* start *
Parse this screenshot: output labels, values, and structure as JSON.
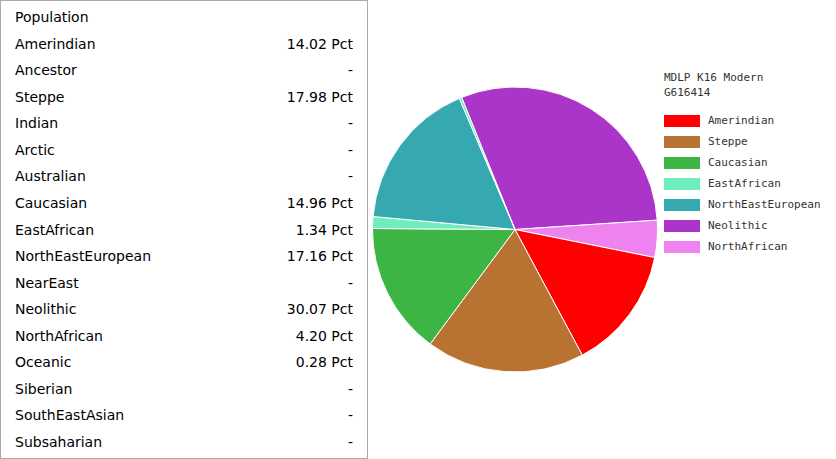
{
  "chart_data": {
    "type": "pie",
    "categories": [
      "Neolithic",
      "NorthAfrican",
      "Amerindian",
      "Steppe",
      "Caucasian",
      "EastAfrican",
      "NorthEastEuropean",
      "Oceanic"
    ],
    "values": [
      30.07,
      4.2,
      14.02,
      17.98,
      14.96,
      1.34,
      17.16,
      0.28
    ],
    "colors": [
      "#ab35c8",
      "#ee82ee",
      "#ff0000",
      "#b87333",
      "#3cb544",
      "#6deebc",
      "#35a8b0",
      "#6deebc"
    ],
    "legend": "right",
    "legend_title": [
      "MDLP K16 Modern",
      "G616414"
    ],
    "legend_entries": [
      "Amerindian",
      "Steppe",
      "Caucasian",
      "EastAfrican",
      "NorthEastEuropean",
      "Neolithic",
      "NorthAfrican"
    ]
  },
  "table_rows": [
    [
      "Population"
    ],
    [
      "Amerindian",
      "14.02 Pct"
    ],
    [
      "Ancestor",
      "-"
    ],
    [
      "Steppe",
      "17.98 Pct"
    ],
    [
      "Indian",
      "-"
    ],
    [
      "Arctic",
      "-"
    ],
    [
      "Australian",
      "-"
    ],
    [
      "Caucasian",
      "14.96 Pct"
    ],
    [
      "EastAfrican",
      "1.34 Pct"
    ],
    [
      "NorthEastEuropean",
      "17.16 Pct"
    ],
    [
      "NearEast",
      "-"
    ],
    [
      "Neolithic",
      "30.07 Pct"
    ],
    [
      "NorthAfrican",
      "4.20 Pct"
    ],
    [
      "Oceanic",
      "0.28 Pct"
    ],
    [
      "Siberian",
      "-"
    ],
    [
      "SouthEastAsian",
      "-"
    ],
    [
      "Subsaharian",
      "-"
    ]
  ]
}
* end *
* start *
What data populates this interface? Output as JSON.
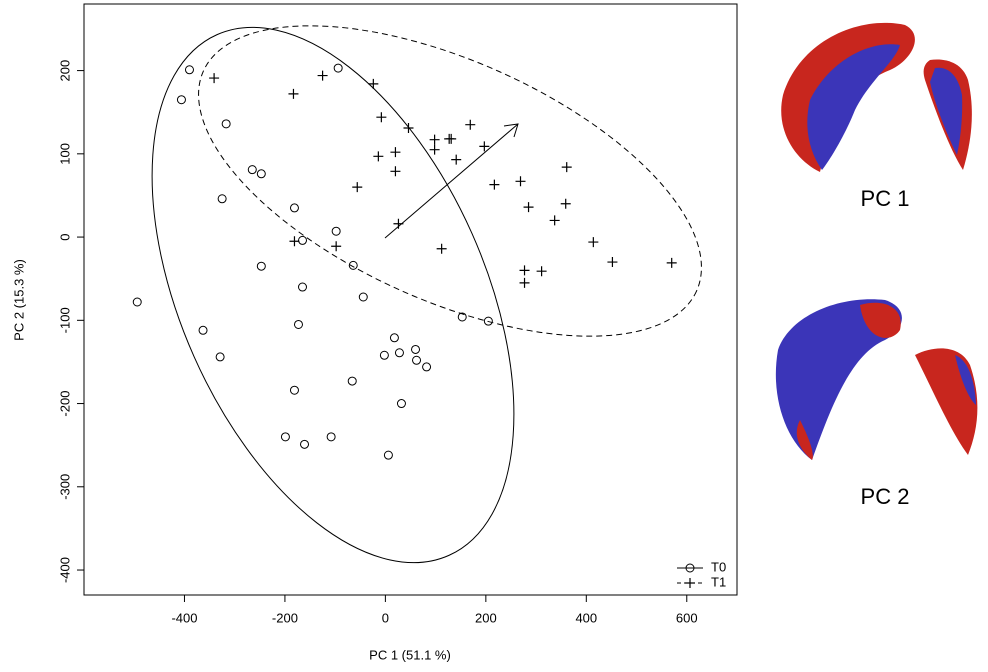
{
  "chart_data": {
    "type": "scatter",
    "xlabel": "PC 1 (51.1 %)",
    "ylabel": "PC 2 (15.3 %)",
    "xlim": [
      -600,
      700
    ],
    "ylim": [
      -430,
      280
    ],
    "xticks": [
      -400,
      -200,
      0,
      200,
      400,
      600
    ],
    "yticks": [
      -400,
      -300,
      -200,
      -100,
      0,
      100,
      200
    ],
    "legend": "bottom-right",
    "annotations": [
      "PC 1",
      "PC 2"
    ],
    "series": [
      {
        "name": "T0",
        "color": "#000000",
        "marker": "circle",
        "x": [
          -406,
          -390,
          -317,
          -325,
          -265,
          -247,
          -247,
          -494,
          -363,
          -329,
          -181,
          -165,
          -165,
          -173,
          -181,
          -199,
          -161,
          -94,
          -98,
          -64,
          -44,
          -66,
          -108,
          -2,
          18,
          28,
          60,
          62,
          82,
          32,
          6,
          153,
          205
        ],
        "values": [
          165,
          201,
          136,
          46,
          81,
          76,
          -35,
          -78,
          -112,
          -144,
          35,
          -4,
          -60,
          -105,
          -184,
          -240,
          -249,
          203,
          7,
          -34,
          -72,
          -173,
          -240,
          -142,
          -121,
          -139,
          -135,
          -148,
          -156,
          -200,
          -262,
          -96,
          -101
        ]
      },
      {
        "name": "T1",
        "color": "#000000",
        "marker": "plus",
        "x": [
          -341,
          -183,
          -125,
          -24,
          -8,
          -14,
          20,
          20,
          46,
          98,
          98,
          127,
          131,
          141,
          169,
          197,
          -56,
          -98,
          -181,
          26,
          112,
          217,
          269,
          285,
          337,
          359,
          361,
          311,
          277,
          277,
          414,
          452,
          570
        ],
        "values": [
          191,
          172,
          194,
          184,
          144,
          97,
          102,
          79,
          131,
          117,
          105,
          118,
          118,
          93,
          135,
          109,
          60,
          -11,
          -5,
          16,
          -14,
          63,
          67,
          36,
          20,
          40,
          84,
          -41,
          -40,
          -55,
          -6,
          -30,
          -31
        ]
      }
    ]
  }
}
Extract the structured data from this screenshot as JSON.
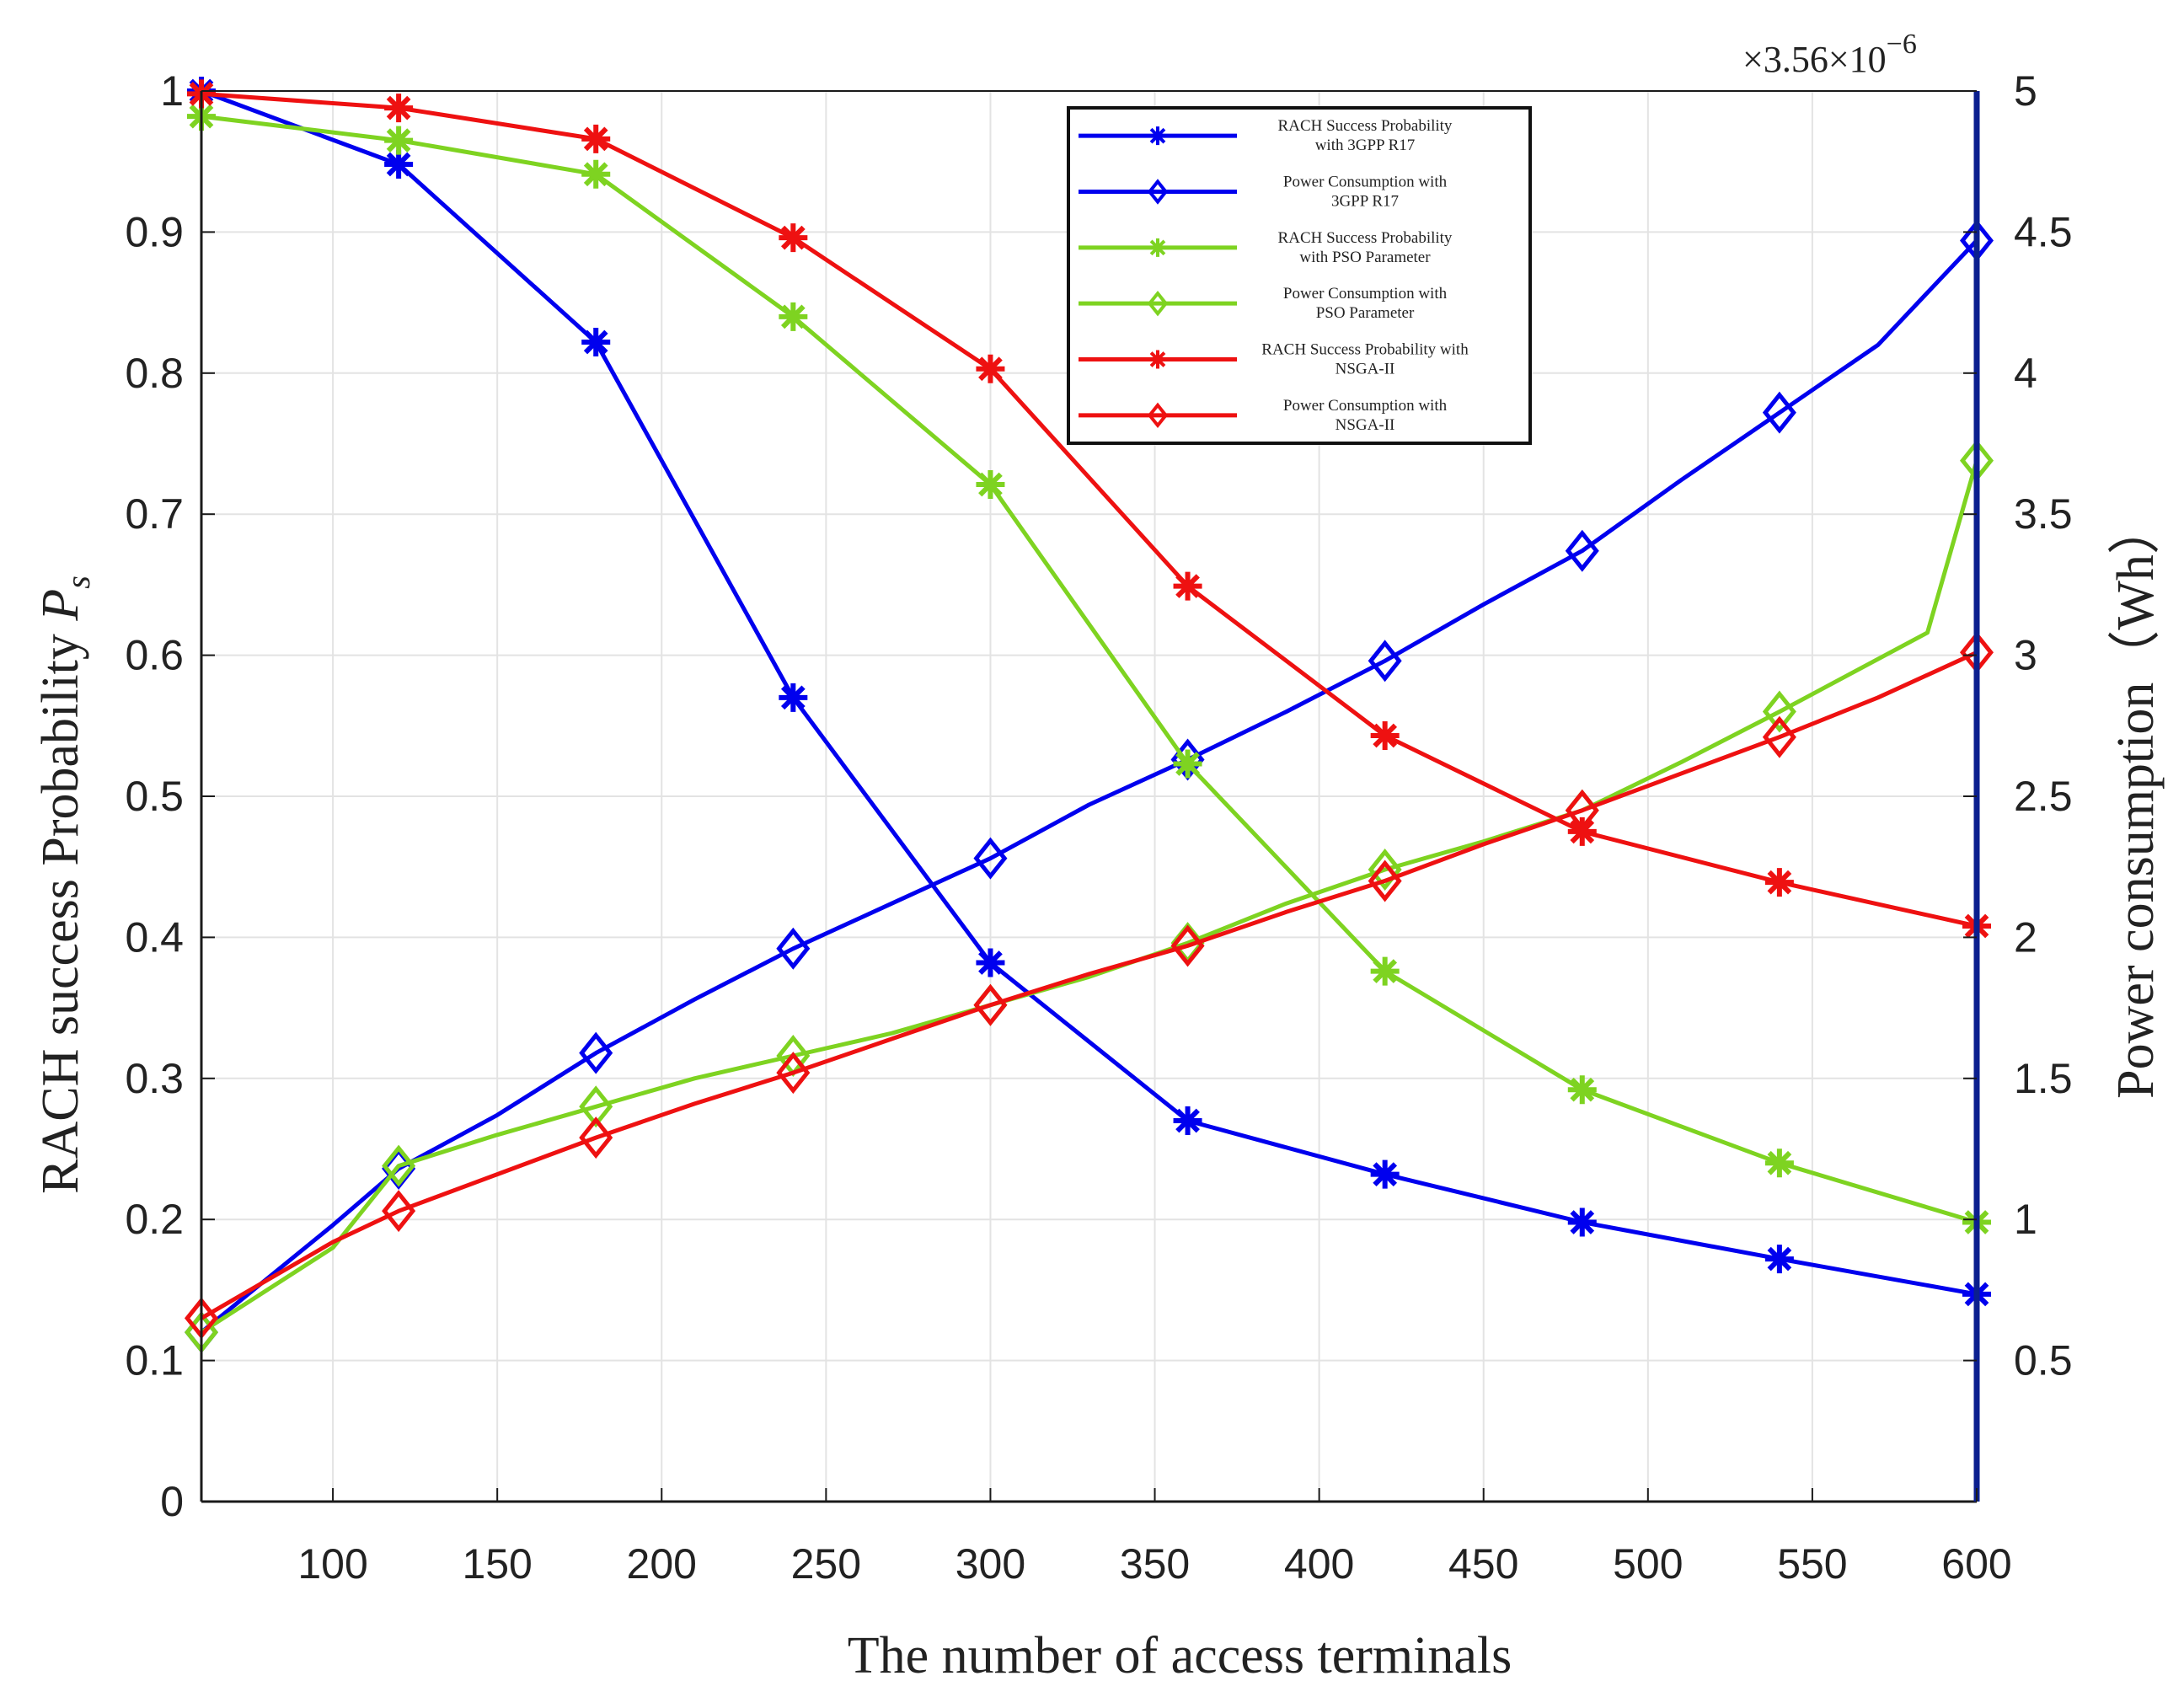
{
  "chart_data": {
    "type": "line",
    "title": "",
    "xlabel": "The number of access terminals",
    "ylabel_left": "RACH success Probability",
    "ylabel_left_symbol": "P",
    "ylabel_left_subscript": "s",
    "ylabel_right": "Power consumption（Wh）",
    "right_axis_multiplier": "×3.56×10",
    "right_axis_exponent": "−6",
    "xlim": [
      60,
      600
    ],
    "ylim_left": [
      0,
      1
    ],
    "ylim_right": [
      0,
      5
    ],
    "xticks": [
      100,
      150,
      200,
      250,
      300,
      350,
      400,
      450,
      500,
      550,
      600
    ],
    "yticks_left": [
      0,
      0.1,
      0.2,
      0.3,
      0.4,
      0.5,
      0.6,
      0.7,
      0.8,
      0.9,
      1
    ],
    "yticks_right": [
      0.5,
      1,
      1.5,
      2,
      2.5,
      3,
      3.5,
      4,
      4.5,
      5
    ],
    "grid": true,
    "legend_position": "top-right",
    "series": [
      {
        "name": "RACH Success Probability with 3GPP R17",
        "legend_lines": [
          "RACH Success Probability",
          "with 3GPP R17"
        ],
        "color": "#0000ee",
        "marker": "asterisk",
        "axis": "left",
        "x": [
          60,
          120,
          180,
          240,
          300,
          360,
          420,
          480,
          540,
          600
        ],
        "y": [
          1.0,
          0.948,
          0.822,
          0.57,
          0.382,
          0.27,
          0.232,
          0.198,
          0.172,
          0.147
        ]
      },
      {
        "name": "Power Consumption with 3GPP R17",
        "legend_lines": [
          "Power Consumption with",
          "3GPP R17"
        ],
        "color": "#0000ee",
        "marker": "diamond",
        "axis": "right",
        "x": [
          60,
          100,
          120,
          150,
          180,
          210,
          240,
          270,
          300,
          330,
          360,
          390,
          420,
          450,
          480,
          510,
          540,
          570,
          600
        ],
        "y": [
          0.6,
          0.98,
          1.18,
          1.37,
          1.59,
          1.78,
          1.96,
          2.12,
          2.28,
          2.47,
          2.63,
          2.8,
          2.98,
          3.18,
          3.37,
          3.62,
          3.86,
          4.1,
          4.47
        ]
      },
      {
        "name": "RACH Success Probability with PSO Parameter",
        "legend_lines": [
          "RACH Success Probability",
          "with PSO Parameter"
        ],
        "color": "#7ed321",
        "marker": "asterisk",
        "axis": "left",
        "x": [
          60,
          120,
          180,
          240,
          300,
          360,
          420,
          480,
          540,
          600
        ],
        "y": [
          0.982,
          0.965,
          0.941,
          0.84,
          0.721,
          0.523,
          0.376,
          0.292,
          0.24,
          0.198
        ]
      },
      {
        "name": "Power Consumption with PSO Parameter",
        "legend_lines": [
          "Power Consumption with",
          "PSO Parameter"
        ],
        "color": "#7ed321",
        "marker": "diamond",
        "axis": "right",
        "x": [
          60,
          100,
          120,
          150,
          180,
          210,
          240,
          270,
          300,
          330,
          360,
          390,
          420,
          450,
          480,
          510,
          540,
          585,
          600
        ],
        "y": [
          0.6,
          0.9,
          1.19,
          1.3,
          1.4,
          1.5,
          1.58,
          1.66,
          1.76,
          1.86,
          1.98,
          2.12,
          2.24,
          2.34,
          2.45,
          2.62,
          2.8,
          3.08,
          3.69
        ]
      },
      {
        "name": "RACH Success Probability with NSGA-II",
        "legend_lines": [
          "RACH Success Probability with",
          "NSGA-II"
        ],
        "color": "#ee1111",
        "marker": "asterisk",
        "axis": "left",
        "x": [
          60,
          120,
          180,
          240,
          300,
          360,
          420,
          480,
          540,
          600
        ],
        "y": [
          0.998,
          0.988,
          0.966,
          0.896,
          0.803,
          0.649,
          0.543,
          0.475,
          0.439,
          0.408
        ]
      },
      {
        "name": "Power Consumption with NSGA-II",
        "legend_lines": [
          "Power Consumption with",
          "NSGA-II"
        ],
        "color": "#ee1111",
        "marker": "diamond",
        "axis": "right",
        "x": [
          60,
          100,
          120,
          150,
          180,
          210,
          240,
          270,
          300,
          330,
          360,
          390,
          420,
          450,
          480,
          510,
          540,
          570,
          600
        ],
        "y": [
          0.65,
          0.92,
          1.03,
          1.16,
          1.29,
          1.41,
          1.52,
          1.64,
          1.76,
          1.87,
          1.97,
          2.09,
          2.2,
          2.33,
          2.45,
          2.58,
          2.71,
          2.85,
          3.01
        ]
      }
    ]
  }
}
* end *
(WHAT NEEDS TO BE DONE):
Check each line of the entries above for the word "NSGA". List the ones that have it.

(OUTPUT FOR THIS TASK):
        "name": "RACH Success Probability with NSGA-II",
          "NSGA-II"
        "name": "Power Consumption with NSGA-II",
          "NSGA-II"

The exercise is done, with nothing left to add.